Identify the lines that contain the string "Extrusion", then copy each of them.
┌──
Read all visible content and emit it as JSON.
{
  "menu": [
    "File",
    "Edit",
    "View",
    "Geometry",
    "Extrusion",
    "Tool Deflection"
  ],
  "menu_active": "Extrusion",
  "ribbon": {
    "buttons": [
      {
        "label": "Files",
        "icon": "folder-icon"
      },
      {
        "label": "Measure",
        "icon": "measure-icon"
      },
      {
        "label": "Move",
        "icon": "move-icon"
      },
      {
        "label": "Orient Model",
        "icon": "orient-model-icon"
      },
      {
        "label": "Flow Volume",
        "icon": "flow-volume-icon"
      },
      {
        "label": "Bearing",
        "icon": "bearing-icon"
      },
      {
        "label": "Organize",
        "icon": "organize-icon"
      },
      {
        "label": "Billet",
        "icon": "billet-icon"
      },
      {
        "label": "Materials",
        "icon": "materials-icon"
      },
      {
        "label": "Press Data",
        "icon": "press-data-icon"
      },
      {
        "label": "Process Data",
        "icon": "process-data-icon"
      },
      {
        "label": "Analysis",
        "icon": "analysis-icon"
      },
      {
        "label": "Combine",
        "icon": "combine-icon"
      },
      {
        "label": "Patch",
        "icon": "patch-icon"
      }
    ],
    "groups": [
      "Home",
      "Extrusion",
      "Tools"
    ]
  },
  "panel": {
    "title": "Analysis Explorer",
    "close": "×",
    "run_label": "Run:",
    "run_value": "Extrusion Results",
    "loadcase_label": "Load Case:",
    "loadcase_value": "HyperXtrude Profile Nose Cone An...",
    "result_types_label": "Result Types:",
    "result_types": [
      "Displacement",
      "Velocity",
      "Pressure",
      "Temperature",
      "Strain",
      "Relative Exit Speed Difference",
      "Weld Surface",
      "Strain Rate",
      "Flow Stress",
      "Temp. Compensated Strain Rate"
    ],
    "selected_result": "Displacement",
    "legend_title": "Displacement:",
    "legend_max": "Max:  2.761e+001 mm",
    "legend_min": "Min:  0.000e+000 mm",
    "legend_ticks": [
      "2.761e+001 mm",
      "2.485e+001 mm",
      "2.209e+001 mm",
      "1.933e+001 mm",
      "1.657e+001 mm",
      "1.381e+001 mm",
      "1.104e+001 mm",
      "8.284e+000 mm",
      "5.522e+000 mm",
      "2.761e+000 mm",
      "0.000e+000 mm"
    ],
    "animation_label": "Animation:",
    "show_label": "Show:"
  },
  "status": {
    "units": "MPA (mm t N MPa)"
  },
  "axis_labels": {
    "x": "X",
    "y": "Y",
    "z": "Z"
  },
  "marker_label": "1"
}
└──
§ WORKED SOLUTION:
    "Extrusion",
  "menu_active": "Extrusion",
      "Extrusion",
    "run_value": "Extrusion Results",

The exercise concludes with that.